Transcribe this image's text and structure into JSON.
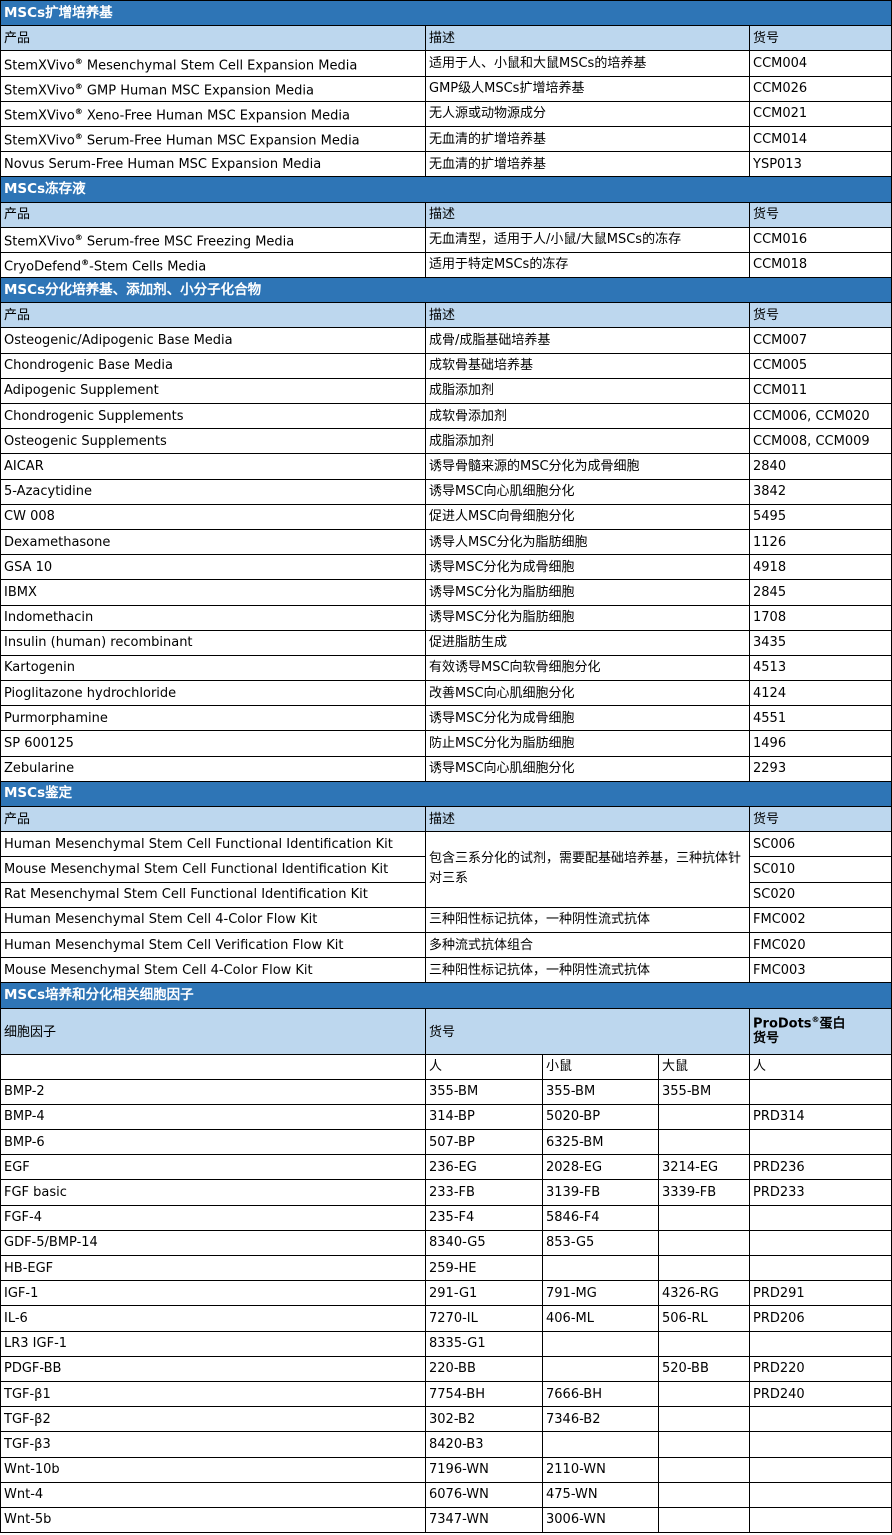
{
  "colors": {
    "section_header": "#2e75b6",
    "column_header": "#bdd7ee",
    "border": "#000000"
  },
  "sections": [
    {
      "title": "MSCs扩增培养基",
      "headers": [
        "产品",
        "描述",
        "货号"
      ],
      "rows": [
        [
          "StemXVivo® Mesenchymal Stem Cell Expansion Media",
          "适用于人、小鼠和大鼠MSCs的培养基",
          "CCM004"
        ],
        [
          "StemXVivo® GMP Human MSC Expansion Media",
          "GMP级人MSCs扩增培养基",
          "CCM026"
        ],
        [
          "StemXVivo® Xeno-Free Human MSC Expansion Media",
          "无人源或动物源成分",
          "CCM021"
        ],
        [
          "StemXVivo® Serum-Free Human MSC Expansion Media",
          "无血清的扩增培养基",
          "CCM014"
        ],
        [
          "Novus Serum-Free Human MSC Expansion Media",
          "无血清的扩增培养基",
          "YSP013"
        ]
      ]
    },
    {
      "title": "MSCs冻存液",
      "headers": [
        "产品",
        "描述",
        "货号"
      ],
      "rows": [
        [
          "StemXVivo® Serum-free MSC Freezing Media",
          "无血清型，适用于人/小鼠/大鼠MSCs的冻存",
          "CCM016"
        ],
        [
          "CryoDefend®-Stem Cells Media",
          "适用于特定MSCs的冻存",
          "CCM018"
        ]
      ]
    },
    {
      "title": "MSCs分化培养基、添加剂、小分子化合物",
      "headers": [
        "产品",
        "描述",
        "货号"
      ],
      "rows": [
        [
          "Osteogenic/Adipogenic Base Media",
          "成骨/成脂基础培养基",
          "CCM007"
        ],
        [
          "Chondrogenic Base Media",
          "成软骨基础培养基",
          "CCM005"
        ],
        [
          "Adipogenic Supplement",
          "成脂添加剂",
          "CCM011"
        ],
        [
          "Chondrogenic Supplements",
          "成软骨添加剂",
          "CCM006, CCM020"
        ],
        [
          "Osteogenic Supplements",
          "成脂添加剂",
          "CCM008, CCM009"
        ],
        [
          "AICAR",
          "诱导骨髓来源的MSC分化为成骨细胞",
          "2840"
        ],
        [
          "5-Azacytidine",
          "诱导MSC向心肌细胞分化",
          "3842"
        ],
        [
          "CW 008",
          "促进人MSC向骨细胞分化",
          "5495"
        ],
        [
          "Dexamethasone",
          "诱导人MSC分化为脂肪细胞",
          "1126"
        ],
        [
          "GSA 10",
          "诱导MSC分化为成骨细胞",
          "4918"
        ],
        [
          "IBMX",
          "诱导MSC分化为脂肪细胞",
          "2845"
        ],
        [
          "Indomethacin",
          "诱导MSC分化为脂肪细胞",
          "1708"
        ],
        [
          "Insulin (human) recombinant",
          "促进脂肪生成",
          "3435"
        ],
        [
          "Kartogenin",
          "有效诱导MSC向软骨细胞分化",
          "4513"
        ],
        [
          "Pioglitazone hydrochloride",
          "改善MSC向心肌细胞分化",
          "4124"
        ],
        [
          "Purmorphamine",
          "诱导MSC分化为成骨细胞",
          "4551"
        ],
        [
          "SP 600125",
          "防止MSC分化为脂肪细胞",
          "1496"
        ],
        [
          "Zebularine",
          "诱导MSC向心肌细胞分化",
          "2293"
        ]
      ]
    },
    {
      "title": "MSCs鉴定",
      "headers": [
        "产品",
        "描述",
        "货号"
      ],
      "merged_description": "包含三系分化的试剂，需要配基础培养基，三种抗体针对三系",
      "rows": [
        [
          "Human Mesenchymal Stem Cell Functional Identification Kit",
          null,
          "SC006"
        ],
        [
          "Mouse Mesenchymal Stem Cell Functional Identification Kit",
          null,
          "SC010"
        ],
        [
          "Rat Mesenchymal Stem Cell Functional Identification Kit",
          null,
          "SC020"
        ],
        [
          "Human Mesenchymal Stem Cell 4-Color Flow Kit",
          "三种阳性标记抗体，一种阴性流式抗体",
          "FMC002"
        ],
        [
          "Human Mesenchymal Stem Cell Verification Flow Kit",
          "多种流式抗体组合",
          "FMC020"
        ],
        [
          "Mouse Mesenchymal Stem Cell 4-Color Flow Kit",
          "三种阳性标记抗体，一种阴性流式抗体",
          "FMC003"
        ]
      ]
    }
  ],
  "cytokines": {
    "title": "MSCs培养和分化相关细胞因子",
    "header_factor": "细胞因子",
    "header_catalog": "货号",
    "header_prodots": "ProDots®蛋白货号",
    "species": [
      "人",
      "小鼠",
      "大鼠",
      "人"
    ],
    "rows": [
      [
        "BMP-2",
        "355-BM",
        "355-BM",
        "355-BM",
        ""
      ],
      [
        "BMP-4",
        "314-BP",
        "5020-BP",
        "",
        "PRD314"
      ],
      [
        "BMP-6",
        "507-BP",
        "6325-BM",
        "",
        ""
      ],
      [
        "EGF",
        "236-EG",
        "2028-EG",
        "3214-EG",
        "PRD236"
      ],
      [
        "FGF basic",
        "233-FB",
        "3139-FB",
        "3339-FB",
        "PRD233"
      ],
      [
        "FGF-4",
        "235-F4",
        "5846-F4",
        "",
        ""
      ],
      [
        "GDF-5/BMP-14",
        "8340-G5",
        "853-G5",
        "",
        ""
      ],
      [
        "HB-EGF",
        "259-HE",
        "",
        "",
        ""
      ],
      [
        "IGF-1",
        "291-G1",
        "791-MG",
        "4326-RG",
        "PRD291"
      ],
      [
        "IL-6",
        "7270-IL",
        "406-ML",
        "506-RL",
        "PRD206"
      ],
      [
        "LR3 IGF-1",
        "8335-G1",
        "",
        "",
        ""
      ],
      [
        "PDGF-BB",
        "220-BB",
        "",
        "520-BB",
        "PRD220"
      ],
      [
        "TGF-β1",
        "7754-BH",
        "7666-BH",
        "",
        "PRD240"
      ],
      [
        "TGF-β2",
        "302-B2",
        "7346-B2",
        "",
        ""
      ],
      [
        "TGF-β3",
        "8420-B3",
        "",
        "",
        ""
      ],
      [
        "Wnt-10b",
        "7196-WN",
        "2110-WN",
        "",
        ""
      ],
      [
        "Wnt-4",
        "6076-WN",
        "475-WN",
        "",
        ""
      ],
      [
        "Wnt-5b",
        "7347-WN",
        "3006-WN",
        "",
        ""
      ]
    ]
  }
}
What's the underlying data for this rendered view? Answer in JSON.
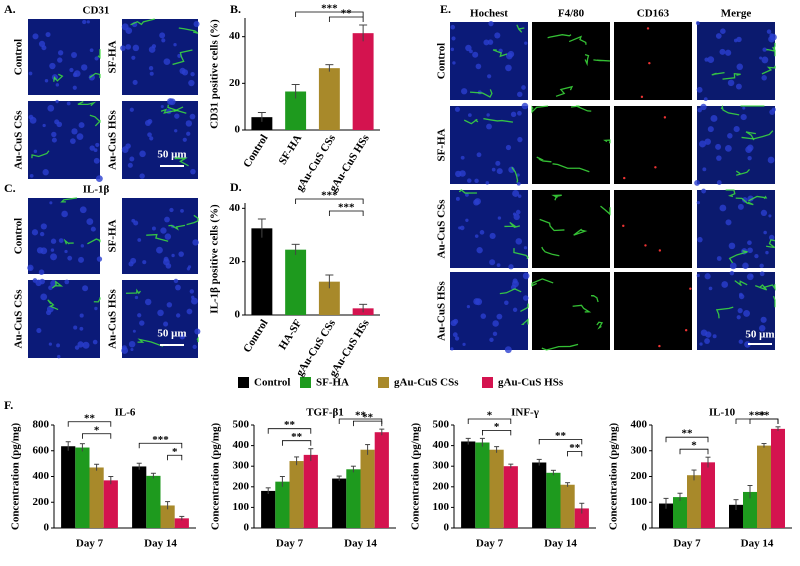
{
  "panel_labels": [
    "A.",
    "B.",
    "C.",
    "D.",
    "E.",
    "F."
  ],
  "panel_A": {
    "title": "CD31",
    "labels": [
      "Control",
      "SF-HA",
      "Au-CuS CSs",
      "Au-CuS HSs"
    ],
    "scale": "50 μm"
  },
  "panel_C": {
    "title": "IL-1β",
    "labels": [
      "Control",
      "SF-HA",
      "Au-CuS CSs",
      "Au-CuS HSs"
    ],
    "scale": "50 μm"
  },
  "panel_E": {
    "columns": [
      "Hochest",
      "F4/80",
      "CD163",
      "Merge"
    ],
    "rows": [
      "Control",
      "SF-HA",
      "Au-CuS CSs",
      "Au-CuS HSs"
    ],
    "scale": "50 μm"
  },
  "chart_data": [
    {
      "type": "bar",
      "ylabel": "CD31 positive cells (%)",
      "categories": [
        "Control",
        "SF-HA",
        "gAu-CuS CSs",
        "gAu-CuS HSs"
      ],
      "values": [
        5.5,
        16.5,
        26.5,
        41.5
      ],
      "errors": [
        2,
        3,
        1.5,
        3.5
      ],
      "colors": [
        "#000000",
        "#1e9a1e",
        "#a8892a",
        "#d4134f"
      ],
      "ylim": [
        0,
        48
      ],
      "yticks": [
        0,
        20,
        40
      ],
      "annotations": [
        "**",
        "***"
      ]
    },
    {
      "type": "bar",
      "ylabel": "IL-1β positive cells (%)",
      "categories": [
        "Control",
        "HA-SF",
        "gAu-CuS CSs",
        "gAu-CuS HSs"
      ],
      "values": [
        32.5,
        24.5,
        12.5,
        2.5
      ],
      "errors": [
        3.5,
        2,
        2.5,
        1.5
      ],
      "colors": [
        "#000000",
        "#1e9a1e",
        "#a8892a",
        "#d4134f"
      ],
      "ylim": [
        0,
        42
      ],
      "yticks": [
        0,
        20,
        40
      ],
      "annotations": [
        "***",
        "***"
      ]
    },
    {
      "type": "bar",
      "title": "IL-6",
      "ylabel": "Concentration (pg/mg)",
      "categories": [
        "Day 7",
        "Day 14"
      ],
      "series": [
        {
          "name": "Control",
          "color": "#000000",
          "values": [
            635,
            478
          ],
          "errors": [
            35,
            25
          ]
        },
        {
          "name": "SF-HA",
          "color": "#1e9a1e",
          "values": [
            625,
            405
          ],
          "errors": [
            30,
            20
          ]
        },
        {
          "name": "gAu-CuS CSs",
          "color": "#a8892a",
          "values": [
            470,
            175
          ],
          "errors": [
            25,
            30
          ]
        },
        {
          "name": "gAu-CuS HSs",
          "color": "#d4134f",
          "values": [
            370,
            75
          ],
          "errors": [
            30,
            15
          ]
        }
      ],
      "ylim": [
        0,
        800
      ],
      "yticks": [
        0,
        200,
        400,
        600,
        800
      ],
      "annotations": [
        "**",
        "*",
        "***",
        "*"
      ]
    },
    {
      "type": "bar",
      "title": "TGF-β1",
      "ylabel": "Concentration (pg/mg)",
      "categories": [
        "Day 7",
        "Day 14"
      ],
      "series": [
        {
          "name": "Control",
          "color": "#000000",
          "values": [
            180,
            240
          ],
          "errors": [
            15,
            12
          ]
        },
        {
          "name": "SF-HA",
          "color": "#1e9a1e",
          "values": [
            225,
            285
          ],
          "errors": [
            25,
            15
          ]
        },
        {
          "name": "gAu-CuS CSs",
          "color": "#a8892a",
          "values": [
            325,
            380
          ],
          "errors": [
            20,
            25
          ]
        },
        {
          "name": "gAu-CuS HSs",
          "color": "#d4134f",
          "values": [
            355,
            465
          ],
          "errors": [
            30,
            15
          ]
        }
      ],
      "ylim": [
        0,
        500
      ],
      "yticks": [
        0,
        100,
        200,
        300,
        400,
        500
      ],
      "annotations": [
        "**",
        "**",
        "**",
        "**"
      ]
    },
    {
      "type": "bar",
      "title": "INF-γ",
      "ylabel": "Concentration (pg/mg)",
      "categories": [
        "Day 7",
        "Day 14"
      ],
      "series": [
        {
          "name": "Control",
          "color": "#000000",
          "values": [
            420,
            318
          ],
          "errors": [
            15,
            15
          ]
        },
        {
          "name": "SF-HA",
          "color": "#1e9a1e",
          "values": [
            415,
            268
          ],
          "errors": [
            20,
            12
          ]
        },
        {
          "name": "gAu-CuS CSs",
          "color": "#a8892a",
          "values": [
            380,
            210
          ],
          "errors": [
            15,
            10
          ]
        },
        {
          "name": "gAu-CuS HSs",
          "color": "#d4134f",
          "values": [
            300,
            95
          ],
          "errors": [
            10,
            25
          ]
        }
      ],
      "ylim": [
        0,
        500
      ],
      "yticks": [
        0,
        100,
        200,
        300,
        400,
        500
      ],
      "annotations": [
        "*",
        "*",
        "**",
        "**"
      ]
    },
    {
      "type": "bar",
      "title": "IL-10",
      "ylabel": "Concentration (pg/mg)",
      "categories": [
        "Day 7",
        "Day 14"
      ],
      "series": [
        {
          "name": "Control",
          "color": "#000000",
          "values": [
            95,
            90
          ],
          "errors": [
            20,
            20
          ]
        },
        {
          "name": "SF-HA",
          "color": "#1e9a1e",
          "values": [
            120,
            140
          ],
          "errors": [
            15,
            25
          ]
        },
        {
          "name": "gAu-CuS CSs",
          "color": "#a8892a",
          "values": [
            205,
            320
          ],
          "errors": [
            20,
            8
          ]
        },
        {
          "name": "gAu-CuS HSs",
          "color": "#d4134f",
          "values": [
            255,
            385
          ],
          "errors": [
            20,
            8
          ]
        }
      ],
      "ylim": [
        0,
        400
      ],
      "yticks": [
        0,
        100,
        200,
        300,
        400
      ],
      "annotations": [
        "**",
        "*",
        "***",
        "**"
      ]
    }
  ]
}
□ □ □
### Exercise aim
Filter the entries above down to the lines that contain "title".

### Answer box
      "title": "MSCs扩增培养基",
      "title": "MSCs冻存液",
      "title": "MSCs分化培养基、添加剂、小分子化合物",
      "title": "MSCs鉴定",
    "title": "MSCs培养和分化相关细胞因子",
    "title": "CD31",
    "title": "IL-1β",
      "title": "IL-6",
      "title": "TGF-β1",
      "title": "INF-γ",
      "title": "IL-10",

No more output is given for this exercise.